WORK REQUIRED: Only a number is expected: how many lines in the data below contain the word "this".

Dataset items

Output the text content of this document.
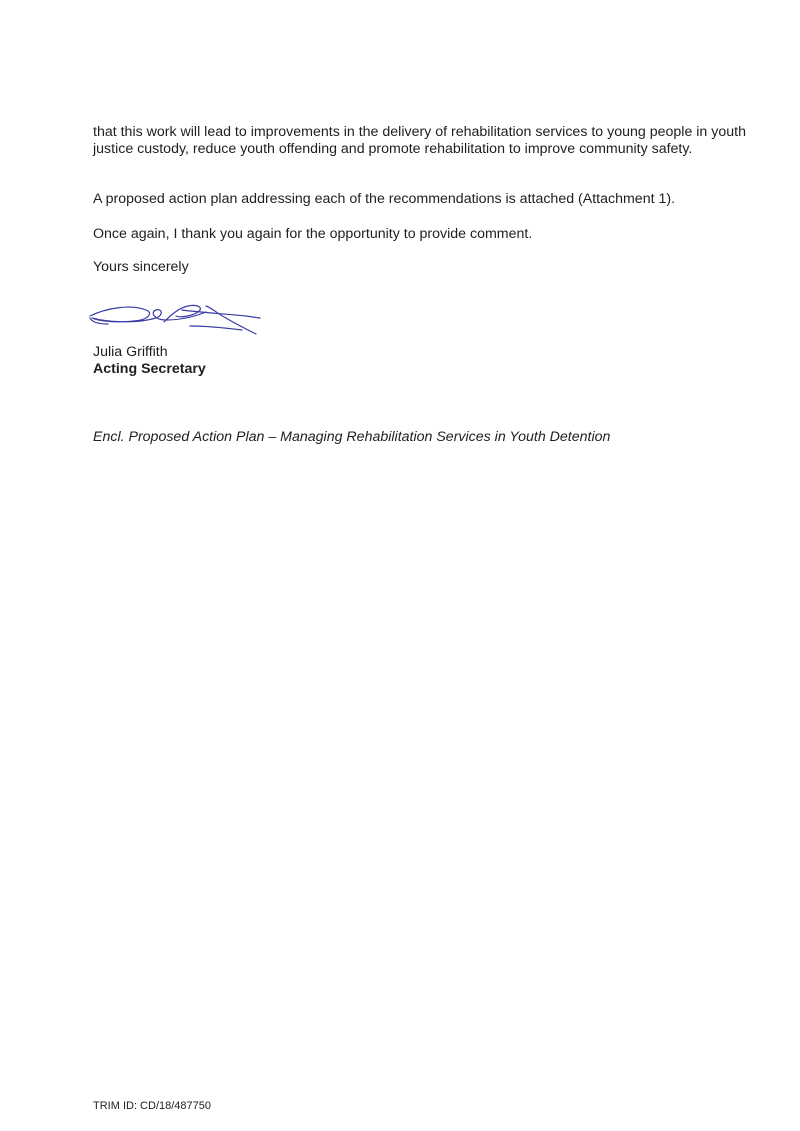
that this work will lead to improvements in the delivery of rehabilitation services to young people in youth justice custody, reduce youth offending and promote rehabilitation to improve community safety.

A proposed action plan addressing each of the recommendations is attached (Attachment 1).

Once again, I thank you again for the opportunity to provide comment.

Yours sincerely

Julia Griffith

Acting Secretary

Encl. Proposed Action Plan – Managing Rehabilitation Services in Youth Detention

TRIM ID: CD/18/487750
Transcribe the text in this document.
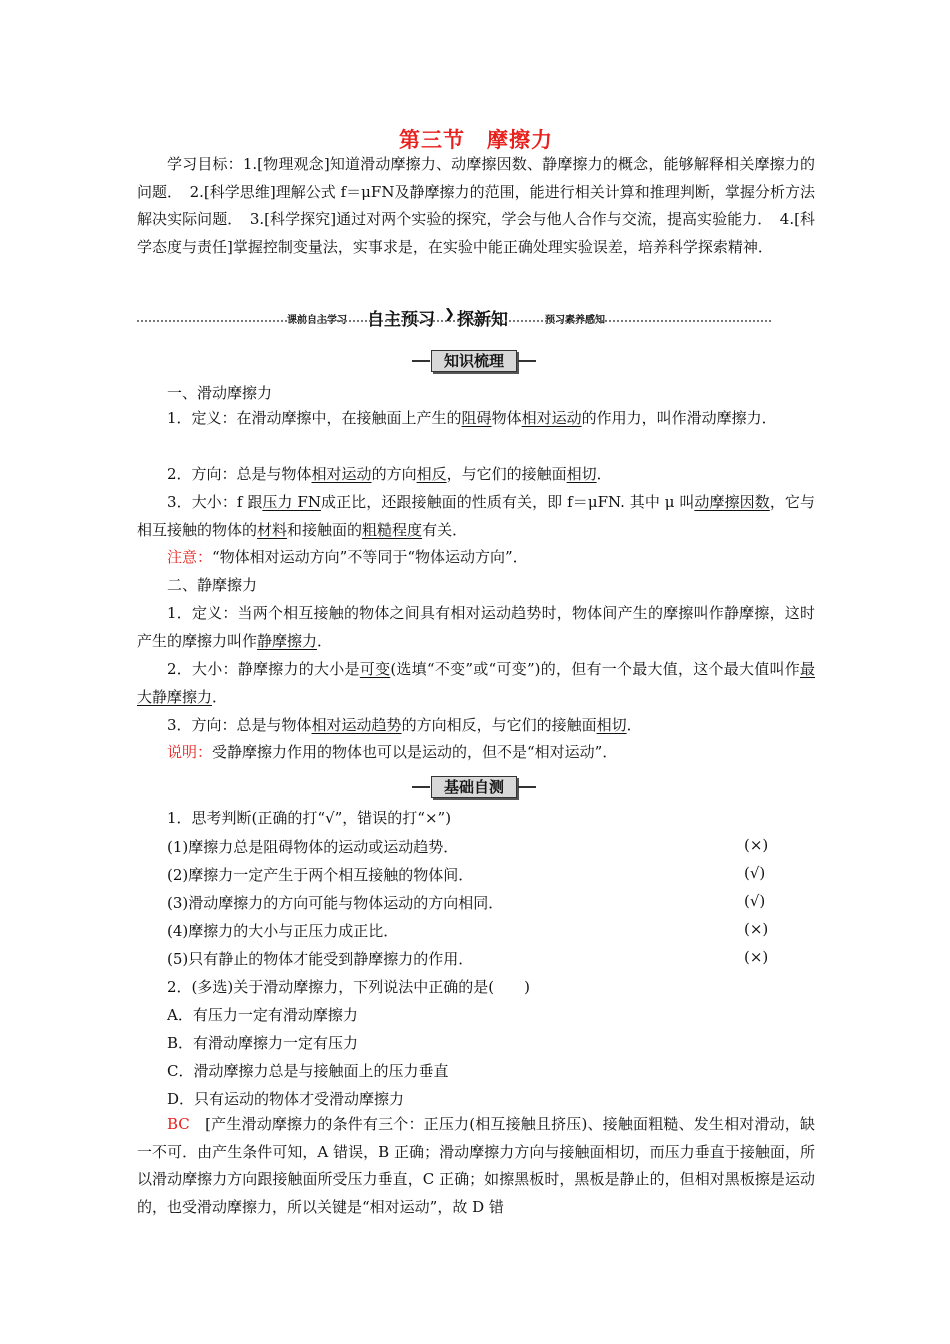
第三节　摩擦力
学习目标：1.[物理观念]知道滑动摩擦力、动摩擦因数、静摩擦力的概念，能够解释相关摩擦力的问题．　2.[科学思维]理解公式 f＝μFN及静摩擦力的范围，能进行相关计算和推理判断，掌握分析方法解决实际问题．　3.[科学探究]通过对两个实验的探究，学会与他人合作与交流，提高实验能力．　4.[科学态度与责任]掌握控制变量法，实事求是，在实验中能正确处理实验误差，培养科学探索精神．
课前自主学习 自主预习 ❯ 探新知	预习素养感知
知识梳理
一、滑动摩擦力
1．定义：在滑动摩擦中，在接触面上产生的阻碍物体相对运动的作用力，叫作滑动摩擦力．
2．方向：总是与物体相对运动的方向相反，与它们的接触面相切．
3．大小：f 跟压力 FN成正比，还跟接触面的性质有关，即 f＝μFN. 其中 μ 叫动摩擦因数，它与相互接触的物体的材料和接触面的粗糙程度有关．
注意：“物体相对运动方向”不等同于“物体运动方向”．
二、静摩擦力
1．定义：当两个相互接触的物体之间具有相对运动趋势时，物体间产生的摩擦叫作静摩擦，这时产生的摩擦力叫作静摩擦力．
2．大小：静摩擦力的大小是可变(选填“不变”或“可变”)的，但有一个最大值，这个最大值叫作最大静摩擦力．
3．方向：总是与物体相对运动趋势的方向相反，与它们的接触面相切．
说明：受静摩擦力作用的物体也可以是运动的，但不是“相对运动”．
基础自测
1．思考判断(正确的打“√”，错误的打“×”)
(1)摩擦力总是阻碍物体的运动或运动趋势．	(×)
(2)摩擦力一定产生于两个相互接触的物体间．	(√)
(3)滑动摩擦力的方向可能与物体运动的方向相同．	(√)
(4)摩擦力的大小与正压力成正比．	(×)
(5)只有静止的物体才能受到静摩擦力的作用．	(×)
2．(多选)关于滑动摩擦力，下列说法中正确的是(　　)
A．有压力一定有滑动摩擦力
B．有滑动摩擦力一定有压力
C．滑动摩擦力总是与接触面上的压力垂直
D．只有运动的物体才受滑动摩擦力
BC　 [产生滑动摩擦力的条件有三个：正压力(相互接触且挤压)、接触面粗糙、发生相对滑动，缺一不可．由产生条件可知，A 错误，B 正确；滑动摩擦力方向与接触面相切，而压力垂直于接触面，所以滑动摩擦力方向跟接触面所受压力垂直，C 正确；如擦黑板时，黑板是静止的，但相对黑板擦是运动的，也受滑动摩擦力，所以关键是“相对运动”，故 D 错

WRITTEN SOLUTION: 3